Dataset entries
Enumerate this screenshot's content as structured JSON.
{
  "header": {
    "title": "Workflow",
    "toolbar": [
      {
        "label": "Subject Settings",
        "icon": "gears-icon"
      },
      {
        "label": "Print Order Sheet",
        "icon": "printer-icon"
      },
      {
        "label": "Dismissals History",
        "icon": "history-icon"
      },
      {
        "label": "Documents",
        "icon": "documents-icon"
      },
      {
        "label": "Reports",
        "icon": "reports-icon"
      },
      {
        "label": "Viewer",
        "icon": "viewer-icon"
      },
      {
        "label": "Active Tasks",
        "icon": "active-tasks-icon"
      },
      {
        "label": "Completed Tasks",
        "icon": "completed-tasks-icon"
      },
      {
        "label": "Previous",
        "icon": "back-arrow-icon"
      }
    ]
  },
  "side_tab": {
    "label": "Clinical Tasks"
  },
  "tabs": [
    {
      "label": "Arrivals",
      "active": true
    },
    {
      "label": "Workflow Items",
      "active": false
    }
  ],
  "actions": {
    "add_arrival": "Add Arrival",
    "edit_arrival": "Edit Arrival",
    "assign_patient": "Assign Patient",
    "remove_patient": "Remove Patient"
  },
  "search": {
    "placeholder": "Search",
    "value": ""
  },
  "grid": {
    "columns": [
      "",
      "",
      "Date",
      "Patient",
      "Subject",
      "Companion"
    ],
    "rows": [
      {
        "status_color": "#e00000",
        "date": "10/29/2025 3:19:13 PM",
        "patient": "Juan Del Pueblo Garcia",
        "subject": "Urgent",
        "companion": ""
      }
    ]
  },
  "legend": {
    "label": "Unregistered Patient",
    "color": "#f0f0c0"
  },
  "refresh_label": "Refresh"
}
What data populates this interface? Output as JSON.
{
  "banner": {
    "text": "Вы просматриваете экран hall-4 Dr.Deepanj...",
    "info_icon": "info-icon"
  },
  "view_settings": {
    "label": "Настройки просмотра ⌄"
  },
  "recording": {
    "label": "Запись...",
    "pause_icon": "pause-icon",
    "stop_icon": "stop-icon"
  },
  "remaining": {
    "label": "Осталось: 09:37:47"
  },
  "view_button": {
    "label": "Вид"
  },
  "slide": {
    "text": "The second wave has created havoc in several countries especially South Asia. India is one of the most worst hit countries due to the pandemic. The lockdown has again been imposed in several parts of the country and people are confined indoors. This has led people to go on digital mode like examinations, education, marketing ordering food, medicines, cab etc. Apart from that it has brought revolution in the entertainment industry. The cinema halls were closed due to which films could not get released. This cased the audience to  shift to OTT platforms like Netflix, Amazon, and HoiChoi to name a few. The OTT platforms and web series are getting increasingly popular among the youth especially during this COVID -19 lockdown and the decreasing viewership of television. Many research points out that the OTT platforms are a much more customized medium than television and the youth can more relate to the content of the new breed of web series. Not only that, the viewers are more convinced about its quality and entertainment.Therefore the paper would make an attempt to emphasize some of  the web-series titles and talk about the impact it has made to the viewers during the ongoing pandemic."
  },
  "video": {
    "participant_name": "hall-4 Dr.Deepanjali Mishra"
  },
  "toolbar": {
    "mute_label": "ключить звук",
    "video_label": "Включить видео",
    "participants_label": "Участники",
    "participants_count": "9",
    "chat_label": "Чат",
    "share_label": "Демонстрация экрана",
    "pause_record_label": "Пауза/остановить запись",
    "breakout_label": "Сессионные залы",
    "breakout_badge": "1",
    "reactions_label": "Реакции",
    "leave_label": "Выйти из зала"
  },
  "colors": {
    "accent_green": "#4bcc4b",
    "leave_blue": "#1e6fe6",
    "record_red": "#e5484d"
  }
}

Exercise goal
Return all the data above once more, precisely as given.

Result below
Enumerate this screenshot's content as structured JSON.
{
  "header": {
    "title": "Workflow",
    "toolbar": [
      {
        "label": "Subject Settings",
        "icon": "gears-icon"
      },
      {
        "label": "Print Order Sheet",
        "icon": "printer-icon"
      },
      {
        "label": "Dismissals History",
        "icon": "history-icon"
      },
      {
        "label": "Documents",
        "icon": "documents-icon"
      },
      {
        "label": "Reports",
        "icon": "reports-icon"
      },
      {
        "label": "Viewer",
        "icon": "viewer-icon"
      },
      {
        "label": "Active Tasks",
        "icon": "active-tasks-icon"
      },
      {
        "label": "Completed Tasks",
        "icon": "completed-tasks-icon"
      },
      {
        "label": "Previous",
        "icon": "back-arrow-icon"
      }
    ]
  },
  "side_tab": {
    "label": "Clinical Tasks"
  },
  "tabs": [
    {
      "label": "Arrivals",
      "active": true
    },
    {
      "label": "Workflow Items",
      "active": false
    }
  ],
  "actions": {
    "add_arrival": "Add Arrival",
    "edit_arrival": "Edit Arrival",
    "assign_patient": "Assign Patient",
    "remove_patient": "Remove Patient"
  },
  "search": {
    "placeholder": "Search",
    "value": ""
  },
  "grid": {
    "columns": [
      "",
      "",
      "Date",
      "Patient",
      "Subject",
      "Companion"
    ],
    "rows": [
      {
        "status_color": "#e00000",
        "date": "10/29/2025 3:19:13 PM",
        "patient": "Juan Del Pueblo Garcia",
        "subject": "Urgent",
        "companion": ""
      }
    ]
  },
  "legend": {
    "label": "Unregistered Patient",
    "color": "#f0f0c0"
  },
  "refresh_label": "Refresh"
}
What data populates this interface? Output as JSON.
{
  "banner": {
    "text": "Вы просматриваете экран hall-4 Dr.Deepanj...",
    "info_icon": "info-icon"
  },
  "view_settings": {
    "label": "Настройки просмотра ⌄"
  },
  "recording": {
    "label": "Запись...",
    "pause_icon": "pause-icon",
    "stop_icon": "stop-icon"
  },
  "remaining": {
    "label": "Осталось: 09:37:47"
  },
  "view_button": {
    "label": "Вид"
  },
  "slide": {
    "text": "The second wave has created havoc in several countries especially South Asia. India is one of the most worst hit countries due to the pandemic. The lockdown has again been imposed in several parts of the country and people are confined indoors. This has led people to go on digital mode like examinations, education, marketing ordering food, medicines, cab etc. Apart from that it has brought revolution in the entertainment industry. The cinema halls were closed due to which films could not get released. This cased the audience to  shift to OTT platforms like Netflix, Amazon, and HoiChoi to name a few. The OTT platforms and web series are getting increasingly popular among the youth especially during this COVID -19 lockdown and the decreasing viewership of television. Many research points out that the OTT platforms are a much more customized medium than television and the youth can more relate to the content of the new breed of web series. Not only that, the viewers are more convinced about its quality and entertainment.Therefore the paper would make an attempt to emphasize some of  the web-series titles and talk about the impact it has made to the viewers during the ongoing pandemic."
  },
  "video": {
    "participant_name": "hall-4 Dr.Deepanjali Mishra"
  },
  "toolbar": {
    "mute_label": "ключить звук",
    "video_label": "Включить видео",
    "participants_label": "Участники",
    "participants_count": "9",
    "chat_label": "Чат",
    "share_label": "Демонстрация экрана",
    "pause_record_label": "Пауза/остановить запись",
    "breakout_label": "Сессионные залы",
    "breakout_badge": "1",
    "reactions_label": "Реакции",
    "leave_label": "Выйти из зала"
  },
  "colors": {
    "accent_green": "#4bcc4b",
    "leave_blue": "#1e6fe6",
    "record_red": "#e5484d"
  }
}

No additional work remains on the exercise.